--- THE TASK ---
Transcribe the records below exactly as they appear.

--- PROVIDED RECORDS ---
§
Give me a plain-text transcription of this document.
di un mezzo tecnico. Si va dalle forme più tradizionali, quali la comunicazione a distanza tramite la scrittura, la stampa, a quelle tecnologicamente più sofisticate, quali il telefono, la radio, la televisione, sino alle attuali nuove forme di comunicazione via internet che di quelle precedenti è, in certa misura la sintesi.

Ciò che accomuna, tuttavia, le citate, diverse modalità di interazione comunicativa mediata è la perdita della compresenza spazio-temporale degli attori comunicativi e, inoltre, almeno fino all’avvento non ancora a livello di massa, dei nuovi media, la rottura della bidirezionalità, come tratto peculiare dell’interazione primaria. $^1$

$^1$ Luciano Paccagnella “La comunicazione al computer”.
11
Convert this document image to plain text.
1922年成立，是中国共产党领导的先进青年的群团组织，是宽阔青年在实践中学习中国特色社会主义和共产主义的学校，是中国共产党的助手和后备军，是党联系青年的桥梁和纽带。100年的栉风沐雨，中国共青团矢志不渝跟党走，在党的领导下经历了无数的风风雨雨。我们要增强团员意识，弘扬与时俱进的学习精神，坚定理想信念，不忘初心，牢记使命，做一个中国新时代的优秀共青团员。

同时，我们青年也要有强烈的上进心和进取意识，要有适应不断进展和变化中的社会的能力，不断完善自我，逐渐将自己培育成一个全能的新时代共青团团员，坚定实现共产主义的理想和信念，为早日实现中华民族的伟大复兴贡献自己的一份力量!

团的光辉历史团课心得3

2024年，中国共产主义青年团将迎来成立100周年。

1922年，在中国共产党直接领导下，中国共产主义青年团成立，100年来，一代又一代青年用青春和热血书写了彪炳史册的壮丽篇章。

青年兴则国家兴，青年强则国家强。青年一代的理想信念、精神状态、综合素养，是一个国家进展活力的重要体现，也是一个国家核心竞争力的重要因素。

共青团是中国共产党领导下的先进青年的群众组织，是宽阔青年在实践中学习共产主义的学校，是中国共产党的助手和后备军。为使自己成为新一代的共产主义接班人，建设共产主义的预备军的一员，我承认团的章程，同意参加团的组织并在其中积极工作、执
§
--- TASK OUTPUT ---
Give me a plain-text transcription of this document.
di un mezzo tecnico. Si va dalle forme più tradizionali, quali la comunicazione a distanza tramite la scrittura, la stampa, a quelle tecnologicamente più sofisticate, quali il telefono, la radio, la televisione, sino alle attuali nuove forme di comunicazione via internet che di quelle precedenti è, in certa misura la sintesi.

Ciò che accomuna, tuttavia, le citate, diverse modalità di interazione comunicativa mediata è la perdita della compresenza spazio-temporale degli attori comunicativi e, inoltre, almeno fino all’avvento non ancora a livello di massa, dei nuovi media, la rottura della bidirezionalità, come tratto peculiare dell’interazione primaria. $^1$

$^1$ Luciano Paccagnella “La comunicazione al computer”.
11
Convert this document image to plain text.
1922年成立，是中国共产党领导的先进青年的群团组织，是宽阔青年在实践中学习中国特色社会主义和共产主义的学校，是中国共产党的助手和后备军，是党联系青年的桥梁和纽带。100年的栉风沐雨，中国共青团矢志不渝跟党走，在党的领导下经历了无数的风风雨雨。我们要增强团员意识，弘扬与时俱进的学习精神，坚定理想信念，不忘初心，牢记使命，做一个中国新时代的优秀共青团员。

同时，我们青年也要有强烈的上进心和进取意识，要有适应不断进展和变化中的社会的能力，不断完善自我，逐渐将自己培育成一个全能的新时代共青团团员，坚定实现共产主义的理想和信念，为早日实现中华民族的伟大复兴贡献自己的一份力量!

团的光辉历史团课心得3

2024年，中国共产主义青年团将迎来成立100周年。

1922年，在中国共产党直接领导下，中国共产主义青年团成立，100年来，一代又一代青年用青春和热血书写了彪炳史册的壮丽篇章。

青年兴则国家兴，青年强则国家强。青年一代的理想信念、精神状态、综合素养，是一个国家进展活力的重要体现，也是一个国家核心竞争力的重要因素。

共青团是中国共产党领导下的先进青年的群众组织，是宽阔青年在实践中学习共产主义的学校，是中国共产党的助手和后备军。为使自己成为新一代的共产主义接班人，建设共产主义的预备军的一员，我承认团的章程，同意参加团的组织并在其中积极工作、执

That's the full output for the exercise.